# [Written exercise]
Reproduce every entry below precisely; do not include the pictures.

# [Material provided]
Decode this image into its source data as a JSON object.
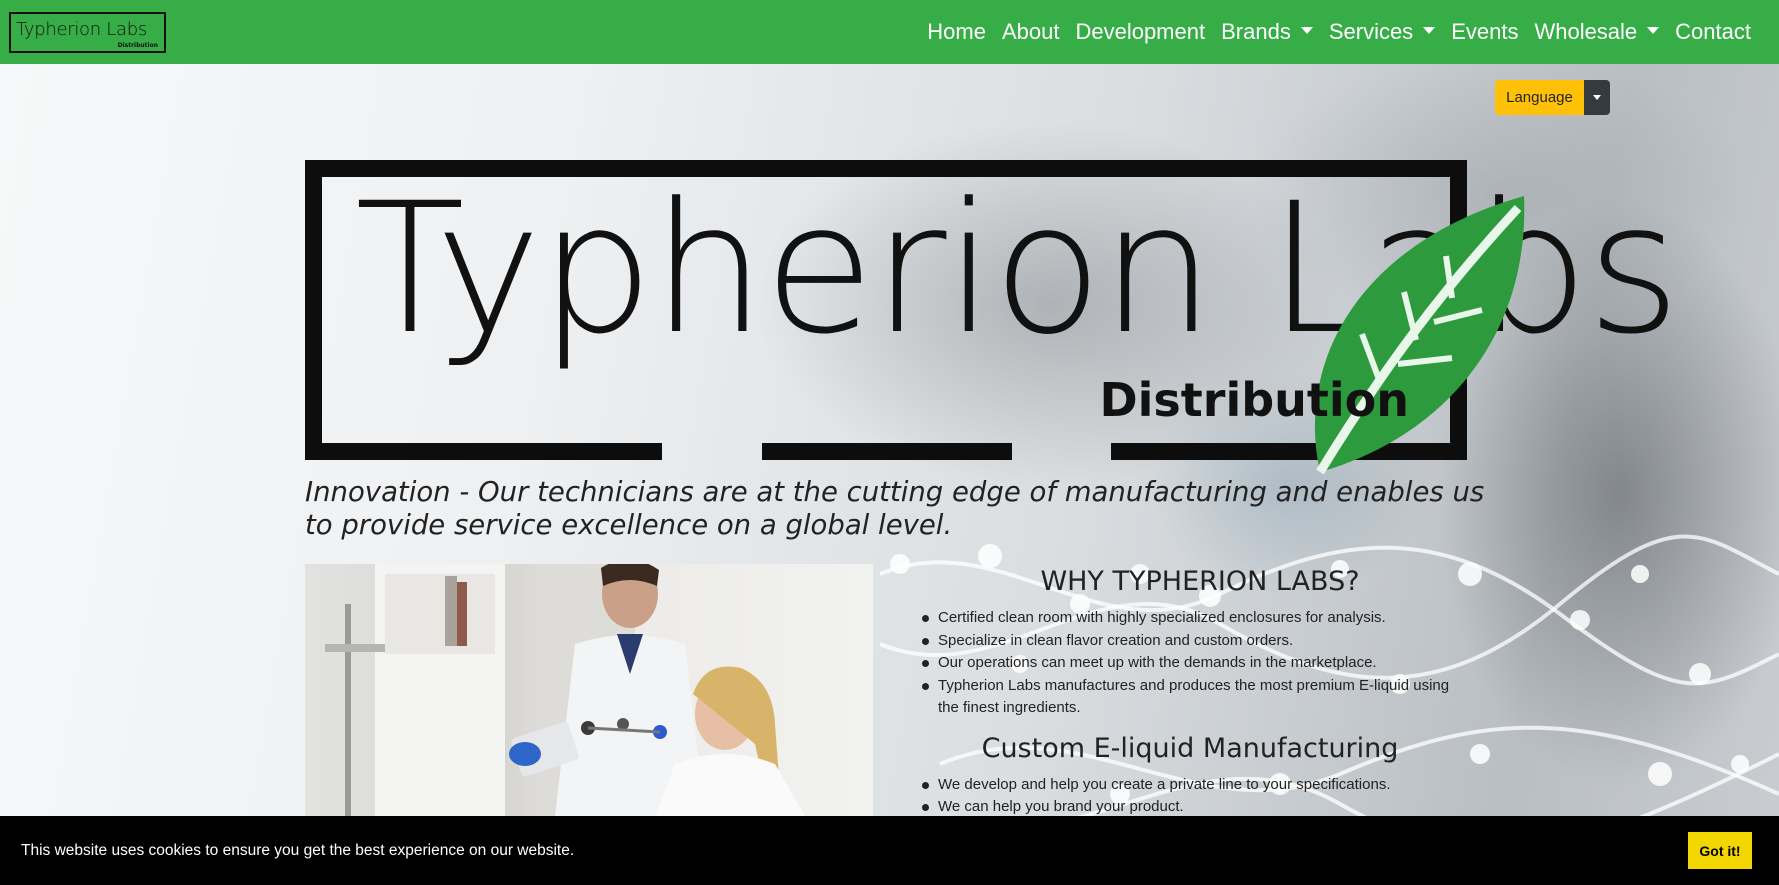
{
  "navbar": {
    "brand_text": "Typherion Labs",
    "brand_sub": "Distribution",
    "links": [
      {
        "label": "Home",
        "dropdown": false
      },
      {
        "label": "About",
        "dropdown": false
      },
      {
        "label": "Development",
        "dropdown": false
      },
      {
        "label": "Brands",
        "dropdown": true
      },
      {
        "label": "Services",
        "dropdown": true
      },
      {
        "label": "Events",
        "dropdown": false
      },
      {
        "label": "Wholesale",
        "dropdown": true
      },
      {
        "label": "Contact",
        "dropdown": false
      }
    ],
    "bg_color": "#36ad47"
  },
  "language": {
    "label": "Language"
  },
  "hero": {
    "logo_title": "Typherion Labs",
    "logo_sub": "Distribution",
    "tagline": "Innovation - Our technicians are at the cutting edge of manufacturing and enables us to provide service excellence on a global level."
  },
  "why": {
    "heading": "WHY TYPHERION LABS?",
    "items": [
      "Certified clean room with highly specialized enclosures for analysis.",
      "Specialize in clean flavor creation and custom orders.",
      "Our operations can meet up with the demands in the marketplace.",
      "Typherion Labs manufactures and produces the most premium E-liquid using the finest ingredients."
    ],
    "custom_heading": "Custom E-liquid Manufacturing",
    "custom_items": [
      "We develop and help you create a private line to your specifications.",
      "We can help you brand your product."
    ]
  },
  "cookie": {
    "message": "This website uses cookies to ensure you get the best experience on our website.",
    "button": "Got it!",
    "button_color": "#f1d600"
  }
}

# [The reply]
Decode this image into its source data as a JSON object.
{
  "navbar": {
    "brand_text": "Typherion Labs",
    "brand_sub": "Distribution",
    "links": [
      {
        "label": "Home",
        "dropdown": false
      },
      {
        "label": "About",
        "dropdown": false
      },
      {
        "label": "Development",
        "dropdown": false
      },
      {
        "label": "Brands",
        "dropdown": true
      },
      {
        "label": "Services",
        "dropdown": true
      },
      {
        "label": "Events",
        "dropdown": false
      },
      {
        "label": "Wholesale",
        "dropdown": true
      },
      {
        "label": "Contact",
        "dropdown": false
      }
    ],
    "bg_color": "#36ad47"
  },
  "language": {
    "label": "Language"
  },
  "hero": {
    "logo_title": "Typherion Labs",
    "logo_sub": "Distribution",
    "tagline": "Innovation - Our technicians are at the cutting edge of manufacturing and enables us to provide service excellence on a global level."
  },
  "why": {
    "heading": "WHY TYPHERION LABS?",
    "items": [
      "Certified clean room with highly specialized enclosures for analysis.",
      "Specialize in clean flavor creation and custom orders.",
      "Our operations can meet up with the demands in the marketplace.",
      "Typherion Labs manufactures and produces the most premium E-liquid using the finest ingredients."
    ],
    "custom_heading": "Custom E-liquid Manufacturing",
    "custom_items": [
      "We develop and help you create a private line to your specifications.",
      "We can help you brand your product."
    ]
  },
  "cookie": {
    "message": "This website uses cookies to ensure you get the best experience on our website.",
    "button": "Got it!",
    "button_color": "#f1d600"
  }
}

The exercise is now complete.